* Begin Provided records *

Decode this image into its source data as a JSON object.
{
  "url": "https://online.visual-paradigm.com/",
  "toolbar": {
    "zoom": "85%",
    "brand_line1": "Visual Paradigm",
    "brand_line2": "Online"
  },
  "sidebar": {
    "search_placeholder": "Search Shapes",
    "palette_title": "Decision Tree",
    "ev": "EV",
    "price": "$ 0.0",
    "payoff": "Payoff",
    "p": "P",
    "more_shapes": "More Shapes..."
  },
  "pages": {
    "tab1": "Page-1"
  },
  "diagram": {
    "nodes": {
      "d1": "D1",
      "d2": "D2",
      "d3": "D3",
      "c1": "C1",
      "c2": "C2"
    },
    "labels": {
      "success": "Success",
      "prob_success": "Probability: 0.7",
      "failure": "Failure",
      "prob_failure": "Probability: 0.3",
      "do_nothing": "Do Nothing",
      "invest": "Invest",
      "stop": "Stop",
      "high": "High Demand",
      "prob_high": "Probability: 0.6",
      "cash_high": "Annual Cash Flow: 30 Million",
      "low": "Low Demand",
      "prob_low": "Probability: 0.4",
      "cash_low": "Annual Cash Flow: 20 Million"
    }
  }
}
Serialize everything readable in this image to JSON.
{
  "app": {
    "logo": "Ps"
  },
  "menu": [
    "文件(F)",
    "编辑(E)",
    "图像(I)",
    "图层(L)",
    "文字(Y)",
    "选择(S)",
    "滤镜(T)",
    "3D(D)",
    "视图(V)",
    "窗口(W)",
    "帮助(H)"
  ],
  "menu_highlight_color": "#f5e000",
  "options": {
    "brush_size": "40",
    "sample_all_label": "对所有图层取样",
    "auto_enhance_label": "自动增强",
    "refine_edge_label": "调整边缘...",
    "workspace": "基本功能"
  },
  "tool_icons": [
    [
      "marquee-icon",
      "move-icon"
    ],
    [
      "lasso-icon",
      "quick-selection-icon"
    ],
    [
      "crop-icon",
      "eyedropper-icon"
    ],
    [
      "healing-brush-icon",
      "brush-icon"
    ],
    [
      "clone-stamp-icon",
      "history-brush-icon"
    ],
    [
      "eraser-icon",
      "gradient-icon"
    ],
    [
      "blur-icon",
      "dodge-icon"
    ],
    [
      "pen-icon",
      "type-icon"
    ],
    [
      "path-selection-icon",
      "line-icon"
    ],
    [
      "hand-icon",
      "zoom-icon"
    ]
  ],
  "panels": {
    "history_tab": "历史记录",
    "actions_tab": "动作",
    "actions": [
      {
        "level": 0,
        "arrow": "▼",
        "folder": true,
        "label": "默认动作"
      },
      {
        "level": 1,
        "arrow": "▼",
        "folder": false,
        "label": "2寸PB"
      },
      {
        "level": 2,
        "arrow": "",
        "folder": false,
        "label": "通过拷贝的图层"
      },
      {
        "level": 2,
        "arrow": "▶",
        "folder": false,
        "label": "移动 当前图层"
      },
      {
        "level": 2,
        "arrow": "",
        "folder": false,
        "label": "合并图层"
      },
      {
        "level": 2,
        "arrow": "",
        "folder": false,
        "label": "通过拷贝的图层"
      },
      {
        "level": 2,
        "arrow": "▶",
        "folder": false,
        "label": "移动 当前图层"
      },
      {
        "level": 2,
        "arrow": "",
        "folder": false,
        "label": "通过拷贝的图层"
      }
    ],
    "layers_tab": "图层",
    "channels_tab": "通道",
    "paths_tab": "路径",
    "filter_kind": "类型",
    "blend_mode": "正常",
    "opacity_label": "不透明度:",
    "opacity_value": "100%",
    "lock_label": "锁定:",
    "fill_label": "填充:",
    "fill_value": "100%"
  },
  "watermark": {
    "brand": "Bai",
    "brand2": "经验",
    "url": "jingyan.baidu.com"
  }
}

* End Provided records *

== Work to be completed ==
Only the number is wanted: how many lines in the preceding entries hold the string "Annual"?

== Exercise response ==
2